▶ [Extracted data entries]
────

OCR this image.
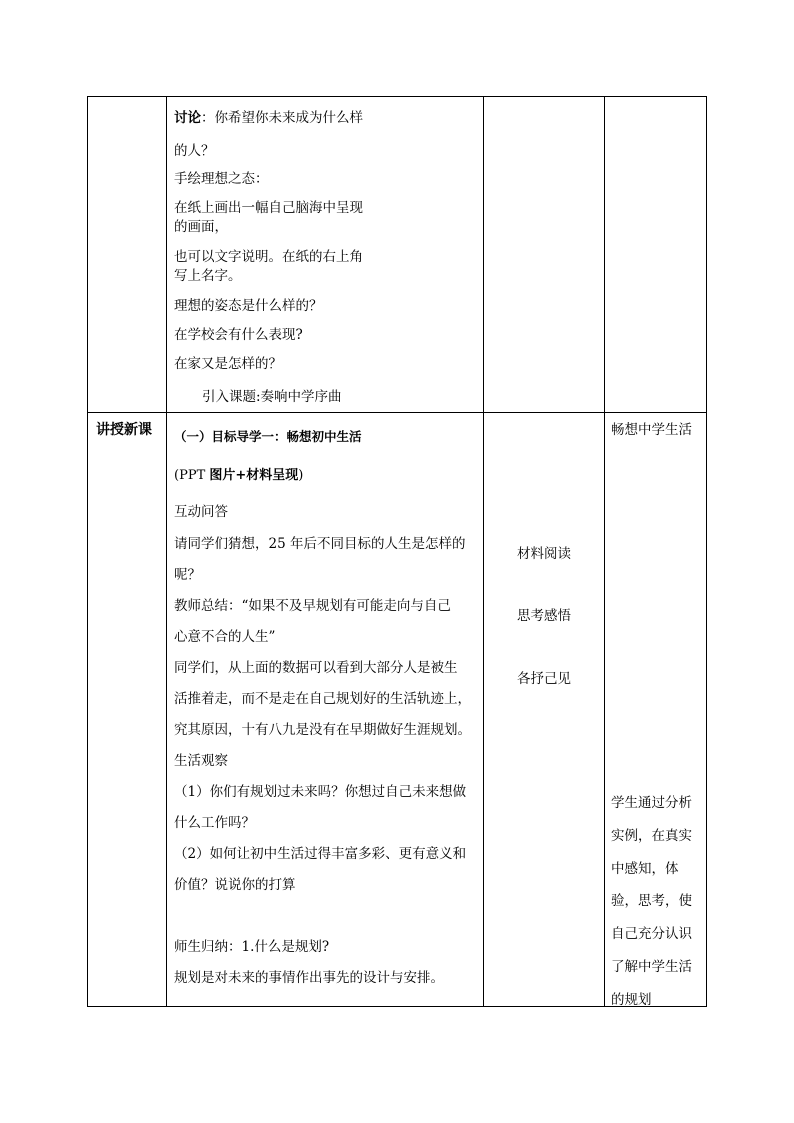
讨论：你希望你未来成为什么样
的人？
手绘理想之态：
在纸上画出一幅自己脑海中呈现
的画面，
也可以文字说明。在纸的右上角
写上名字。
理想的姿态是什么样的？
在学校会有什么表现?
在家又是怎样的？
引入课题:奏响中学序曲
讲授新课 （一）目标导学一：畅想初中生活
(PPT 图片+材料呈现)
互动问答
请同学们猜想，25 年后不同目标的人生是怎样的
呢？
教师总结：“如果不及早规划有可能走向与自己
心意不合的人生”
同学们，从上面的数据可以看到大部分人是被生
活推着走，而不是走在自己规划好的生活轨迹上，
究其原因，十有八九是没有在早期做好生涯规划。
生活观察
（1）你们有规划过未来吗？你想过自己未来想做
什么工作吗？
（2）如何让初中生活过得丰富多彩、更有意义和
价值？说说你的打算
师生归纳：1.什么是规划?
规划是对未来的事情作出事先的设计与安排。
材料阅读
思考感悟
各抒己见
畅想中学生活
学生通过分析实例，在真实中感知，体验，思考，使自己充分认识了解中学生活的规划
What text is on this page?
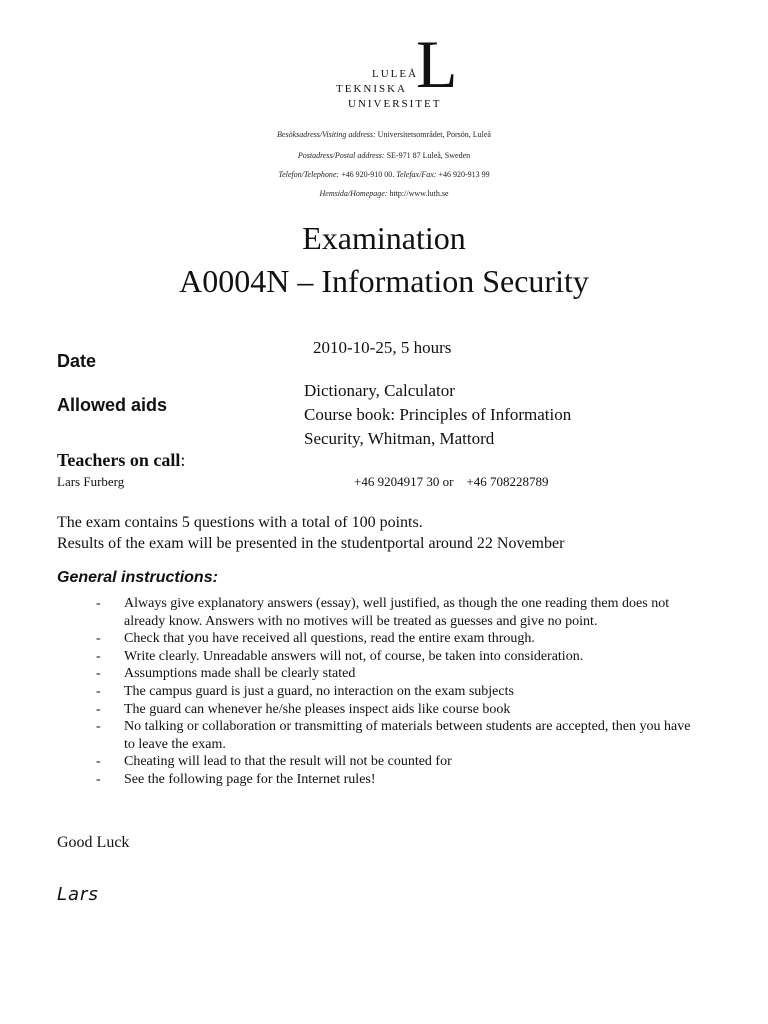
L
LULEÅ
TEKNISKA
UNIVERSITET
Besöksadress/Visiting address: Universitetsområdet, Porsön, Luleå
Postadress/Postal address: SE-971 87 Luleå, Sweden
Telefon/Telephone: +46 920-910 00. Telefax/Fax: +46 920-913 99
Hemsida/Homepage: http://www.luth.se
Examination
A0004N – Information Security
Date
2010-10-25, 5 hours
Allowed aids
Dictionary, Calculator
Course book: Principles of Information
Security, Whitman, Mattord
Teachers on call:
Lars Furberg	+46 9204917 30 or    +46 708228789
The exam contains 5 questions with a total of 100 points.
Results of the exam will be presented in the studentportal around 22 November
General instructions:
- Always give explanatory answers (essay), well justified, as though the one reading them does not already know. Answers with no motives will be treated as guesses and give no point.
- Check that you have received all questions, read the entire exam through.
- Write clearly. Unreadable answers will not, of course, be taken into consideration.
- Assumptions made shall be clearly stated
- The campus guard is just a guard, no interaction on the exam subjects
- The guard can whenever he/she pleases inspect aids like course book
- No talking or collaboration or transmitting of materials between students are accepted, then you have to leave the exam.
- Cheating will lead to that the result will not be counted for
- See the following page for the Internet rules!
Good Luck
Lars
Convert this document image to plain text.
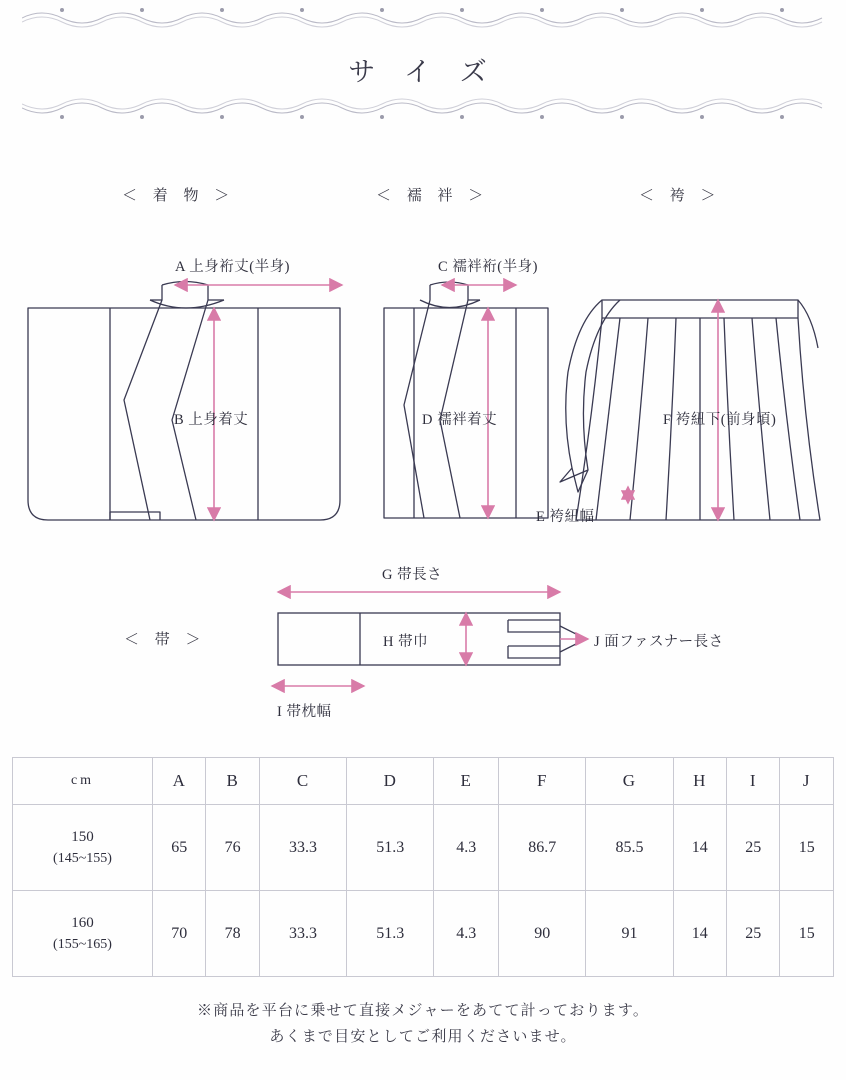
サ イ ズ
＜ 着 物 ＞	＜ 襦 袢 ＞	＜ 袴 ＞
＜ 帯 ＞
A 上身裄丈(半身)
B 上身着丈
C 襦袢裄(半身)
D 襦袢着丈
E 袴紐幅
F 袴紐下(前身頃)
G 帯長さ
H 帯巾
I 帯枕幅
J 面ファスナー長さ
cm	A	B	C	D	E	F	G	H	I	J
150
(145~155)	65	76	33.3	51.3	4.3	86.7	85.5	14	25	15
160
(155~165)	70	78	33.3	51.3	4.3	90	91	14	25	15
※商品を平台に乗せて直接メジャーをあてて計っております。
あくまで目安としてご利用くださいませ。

────

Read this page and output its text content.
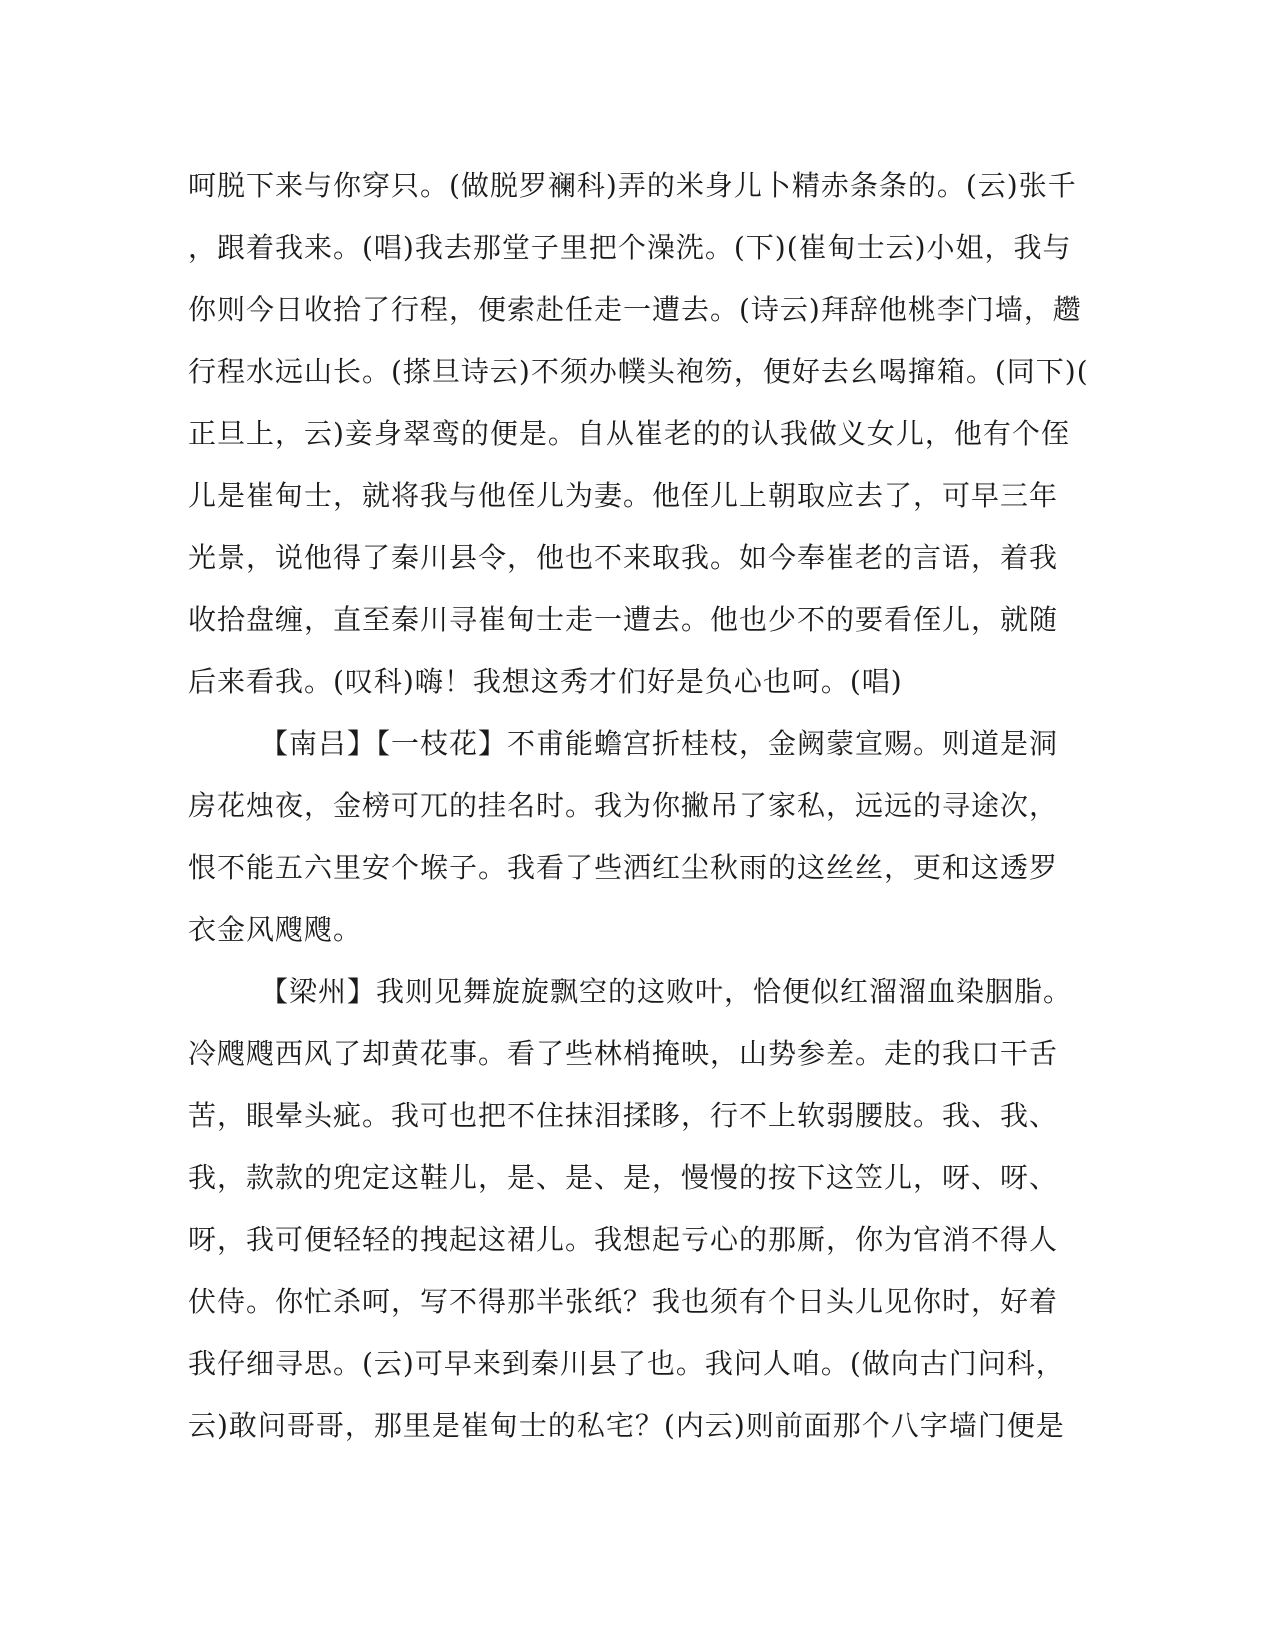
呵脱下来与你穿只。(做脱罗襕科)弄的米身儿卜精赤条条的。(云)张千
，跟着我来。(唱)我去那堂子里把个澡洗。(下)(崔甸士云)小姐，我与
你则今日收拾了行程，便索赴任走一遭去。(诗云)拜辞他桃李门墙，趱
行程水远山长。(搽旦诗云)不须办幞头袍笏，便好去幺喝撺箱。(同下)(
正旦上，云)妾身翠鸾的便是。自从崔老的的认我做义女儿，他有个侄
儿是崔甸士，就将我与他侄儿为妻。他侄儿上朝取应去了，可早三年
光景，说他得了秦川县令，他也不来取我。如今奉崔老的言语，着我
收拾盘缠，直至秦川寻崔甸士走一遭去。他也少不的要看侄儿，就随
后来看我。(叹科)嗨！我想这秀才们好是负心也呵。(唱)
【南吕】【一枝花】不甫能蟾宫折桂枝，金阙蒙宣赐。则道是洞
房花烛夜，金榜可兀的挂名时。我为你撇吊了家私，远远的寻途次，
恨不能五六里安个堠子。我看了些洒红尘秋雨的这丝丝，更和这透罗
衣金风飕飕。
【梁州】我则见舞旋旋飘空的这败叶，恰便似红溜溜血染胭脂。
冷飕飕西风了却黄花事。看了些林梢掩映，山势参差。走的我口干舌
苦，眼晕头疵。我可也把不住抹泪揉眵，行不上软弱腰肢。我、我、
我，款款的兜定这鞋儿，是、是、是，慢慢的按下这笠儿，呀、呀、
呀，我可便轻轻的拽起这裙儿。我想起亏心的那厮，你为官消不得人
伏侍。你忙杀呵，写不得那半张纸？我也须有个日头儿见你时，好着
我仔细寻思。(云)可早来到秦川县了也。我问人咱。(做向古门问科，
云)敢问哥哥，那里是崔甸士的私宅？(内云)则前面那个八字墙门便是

────

▶ [WHAT THE TASK REQUIRES] Which lines contain "that"? Copy each of them.

▶ [ANSWER BELOW]
- Check that you have received all questions, read the entire exam through.
- Cheating will lead to that the result will not be counted for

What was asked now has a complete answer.